Exercise directions: Output the lines of the records from the one containing "Serialize everything readable" through the last, both ends included. Leave pictures out.

Data extract:
▶
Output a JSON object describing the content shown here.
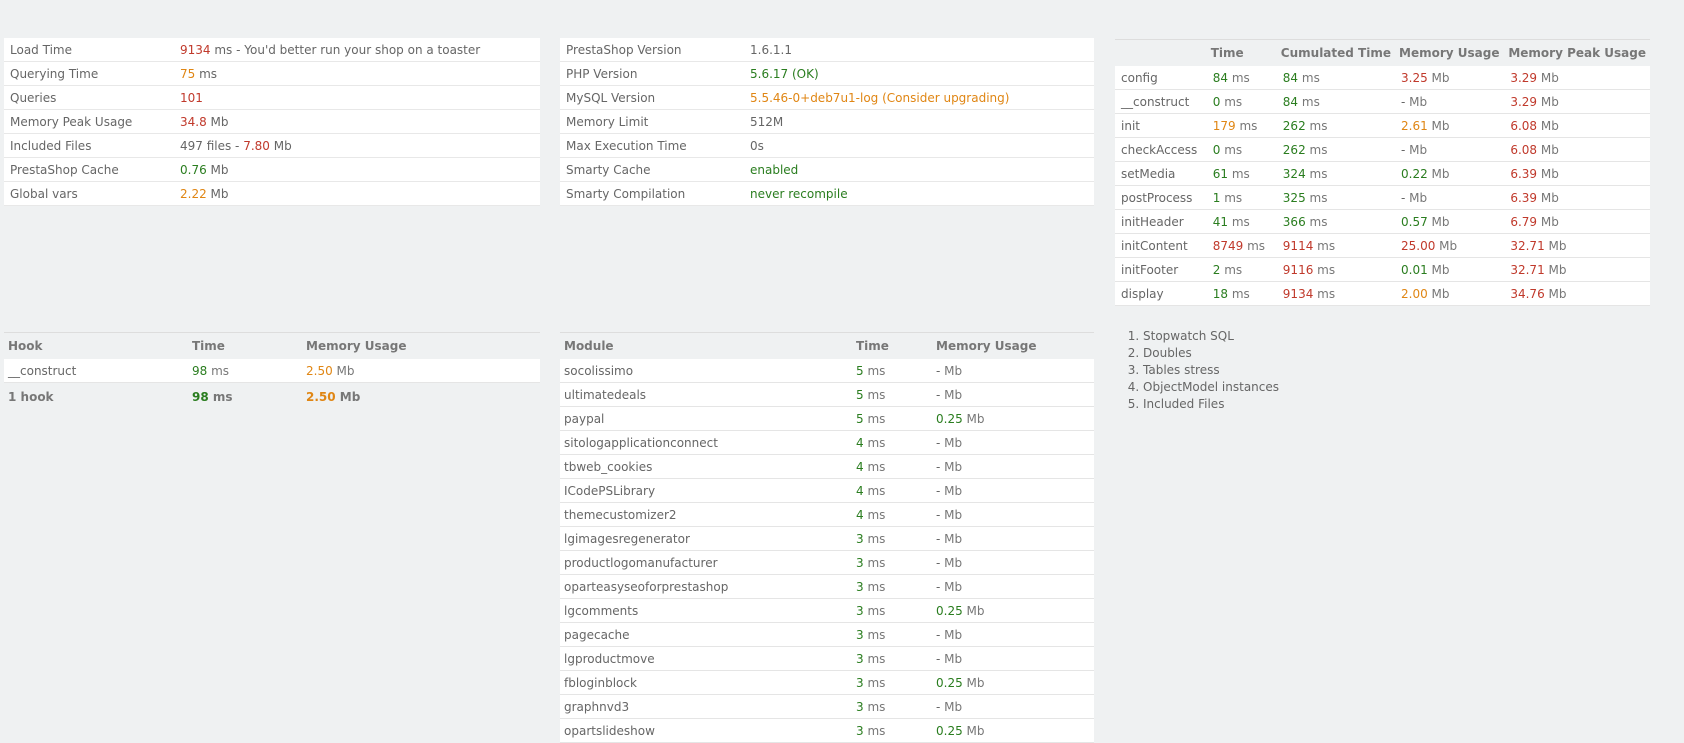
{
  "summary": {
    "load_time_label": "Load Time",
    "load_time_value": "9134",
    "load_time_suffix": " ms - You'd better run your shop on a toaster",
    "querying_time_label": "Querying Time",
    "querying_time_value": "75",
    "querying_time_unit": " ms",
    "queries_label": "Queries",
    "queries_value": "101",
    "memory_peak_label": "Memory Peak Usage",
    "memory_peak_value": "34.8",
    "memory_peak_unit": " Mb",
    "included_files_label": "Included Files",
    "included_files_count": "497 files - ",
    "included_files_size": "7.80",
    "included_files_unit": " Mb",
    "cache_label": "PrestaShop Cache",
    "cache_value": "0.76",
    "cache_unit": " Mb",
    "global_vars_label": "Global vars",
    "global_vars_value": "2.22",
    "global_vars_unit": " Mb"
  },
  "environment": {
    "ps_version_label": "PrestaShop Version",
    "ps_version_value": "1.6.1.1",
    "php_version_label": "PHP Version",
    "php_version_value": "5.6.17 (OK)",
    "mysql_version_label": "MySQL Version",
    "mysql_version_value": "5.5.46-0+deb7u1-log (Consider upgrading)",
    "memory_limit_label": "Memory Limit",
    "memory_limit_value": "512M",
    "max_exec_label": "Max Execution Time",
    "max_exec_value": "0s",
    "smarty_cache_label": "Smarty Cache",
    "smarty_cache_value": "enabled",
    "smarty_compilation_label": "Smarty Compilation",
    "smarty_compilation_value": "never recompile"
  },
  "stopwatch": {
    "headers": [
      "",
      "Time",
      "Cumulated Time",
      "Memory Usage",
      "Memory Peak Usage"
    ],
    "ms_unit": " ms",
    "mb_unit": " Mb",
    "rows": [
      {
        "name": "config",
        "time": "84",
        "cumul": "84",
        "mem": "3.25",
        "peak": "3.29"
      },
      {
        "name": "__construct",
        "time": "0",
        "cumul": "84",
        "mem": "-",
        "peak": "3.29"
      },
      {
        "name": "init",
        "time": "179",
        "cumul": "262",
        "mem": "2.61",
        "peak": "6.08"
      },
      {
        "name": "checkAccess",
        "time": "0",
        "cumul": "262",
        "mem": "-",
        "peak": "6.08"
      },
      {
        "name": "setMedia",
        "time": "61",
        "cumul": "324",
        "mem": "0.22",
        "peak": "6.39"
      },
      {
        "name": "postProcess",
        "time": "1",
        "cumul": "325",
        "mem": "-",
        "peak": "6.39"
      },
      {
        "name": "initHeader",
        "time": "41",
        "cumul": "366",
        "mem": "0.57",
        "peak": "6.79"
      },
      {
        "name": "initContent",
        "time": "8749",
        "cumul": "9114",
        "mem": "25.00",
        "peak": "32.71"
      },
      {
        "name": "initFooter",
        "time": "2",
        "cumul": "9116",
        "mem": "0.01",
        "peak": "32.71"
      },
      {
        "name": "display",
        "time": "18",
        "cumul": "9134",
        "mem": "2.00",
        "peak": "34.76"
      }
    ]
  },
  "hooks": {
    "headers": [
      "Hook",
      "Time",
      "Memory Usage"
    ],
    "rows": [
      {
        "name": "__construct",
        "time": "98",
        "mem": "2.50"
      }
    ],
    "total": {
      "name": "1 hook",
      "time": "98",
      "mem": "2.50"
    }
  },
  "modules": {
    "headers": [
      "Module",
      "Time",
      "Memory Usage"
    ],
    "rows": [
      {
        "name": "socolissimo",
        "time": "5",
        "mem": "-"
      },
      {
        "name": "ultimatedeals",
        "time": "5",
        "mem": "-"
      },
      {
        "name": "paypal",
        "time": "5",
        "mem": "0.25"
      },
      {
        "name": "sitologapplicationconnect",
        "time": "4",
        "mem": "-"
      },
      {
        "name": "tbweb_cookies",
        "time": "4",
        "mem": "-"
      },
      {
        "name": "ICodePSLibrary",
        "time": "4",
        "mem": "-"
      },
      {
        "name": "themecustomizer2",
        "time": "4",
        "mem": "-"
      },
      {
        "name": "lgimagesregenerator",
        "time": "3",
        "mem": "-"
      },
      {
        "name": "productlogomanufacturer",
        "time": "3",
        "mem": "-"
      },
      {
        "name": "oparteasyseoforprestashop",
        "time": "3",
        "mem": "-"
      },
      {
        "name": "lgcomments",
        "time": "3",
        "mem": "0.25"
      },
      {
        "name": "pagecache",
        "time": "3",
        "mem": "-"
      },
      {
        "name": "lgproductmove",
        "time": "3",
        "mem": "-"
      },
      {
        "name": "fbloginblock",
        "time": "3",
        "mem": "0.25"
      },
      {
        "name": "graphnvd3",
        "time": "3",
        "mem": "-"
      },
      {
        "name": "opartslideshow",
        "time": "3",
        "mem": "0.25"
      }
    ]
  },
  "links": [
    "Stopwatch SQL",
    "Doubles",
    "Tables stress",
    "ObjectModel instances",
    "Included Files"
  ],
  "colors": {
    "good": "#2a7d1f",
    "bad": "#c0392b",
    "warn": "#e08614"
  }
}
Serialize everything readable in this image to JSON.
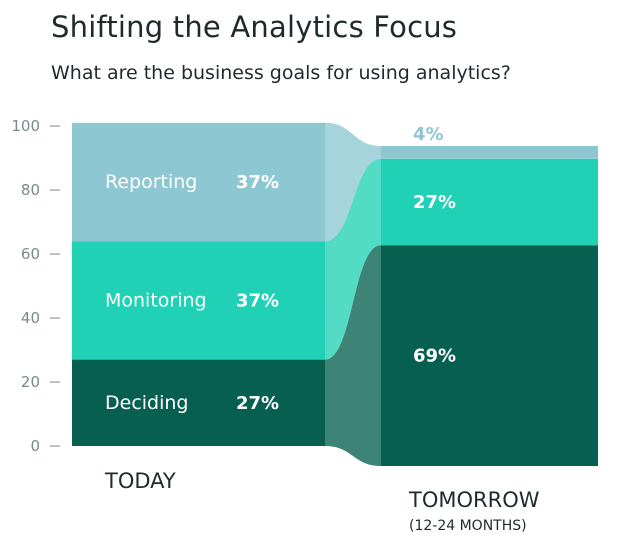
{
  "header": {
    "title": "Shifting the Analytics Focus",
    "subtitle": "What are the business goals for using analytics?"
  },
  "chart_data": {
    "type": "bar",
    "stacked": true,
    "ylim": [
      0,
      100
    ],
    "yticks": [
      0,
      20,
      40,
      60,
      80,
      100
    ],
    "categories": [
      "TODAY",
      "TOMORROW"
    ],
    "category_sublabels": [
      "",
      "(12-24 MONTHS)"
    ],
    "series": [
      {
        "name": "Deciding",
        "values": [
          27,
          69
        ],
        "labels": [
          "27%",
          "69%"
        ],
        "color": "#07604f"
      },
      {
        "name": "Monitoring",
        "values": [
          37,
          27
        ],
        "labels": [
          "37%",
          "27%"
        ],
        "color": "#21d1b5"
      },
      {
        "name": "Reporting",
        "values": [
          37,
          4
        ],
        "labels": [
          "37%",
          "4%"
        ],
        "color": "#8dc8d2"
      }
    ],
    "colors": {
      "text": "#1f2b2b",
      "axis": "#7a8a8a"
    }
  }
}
◀
Task result:
Serialize everything readable in this image to JSON.
{
  "header": {
    "title": "Shifting the Analytics Focus",
    "subtitle": "What are the business goals for using analytics?"
  },
  "chart_data": {
    "type": "bar",
    "stacked": true,
    "ylim": [
      0,
      100
    ],
    "yticks": [
      0,
      20,
      40,
      60,
      80,
      100
    ],
    "categories": [
      "TODAY",
      "TOMORROW"
    ],
    "category_sublabels": [
      "",
      "(12-24 MONTHS)"
    ],
    "series": [
      {
        "name": "Deciding",
        "values": [
          27,
          69
        ],
        "labels": [
          "27%",
          "69%"
        ],
        "color": "#07604f"
      },
      {
        "name": "Monitoring",
        "values": [
          37,
          27
        ],
        "labels": [
          "37%",
          "27%"
        ],
        "color": "#21d1b5"
      },
      {
        "name": "Reporting",
        "values": [
          37,
          4
        ],
        "labels": [
          "37%",
          "4%"
        ],
        "color": "#8dc8d2"
      }
    ],
    "colors": {
      "text": "#1f2b2b",
      "axis": "#7a8a8a"
    }
  }
}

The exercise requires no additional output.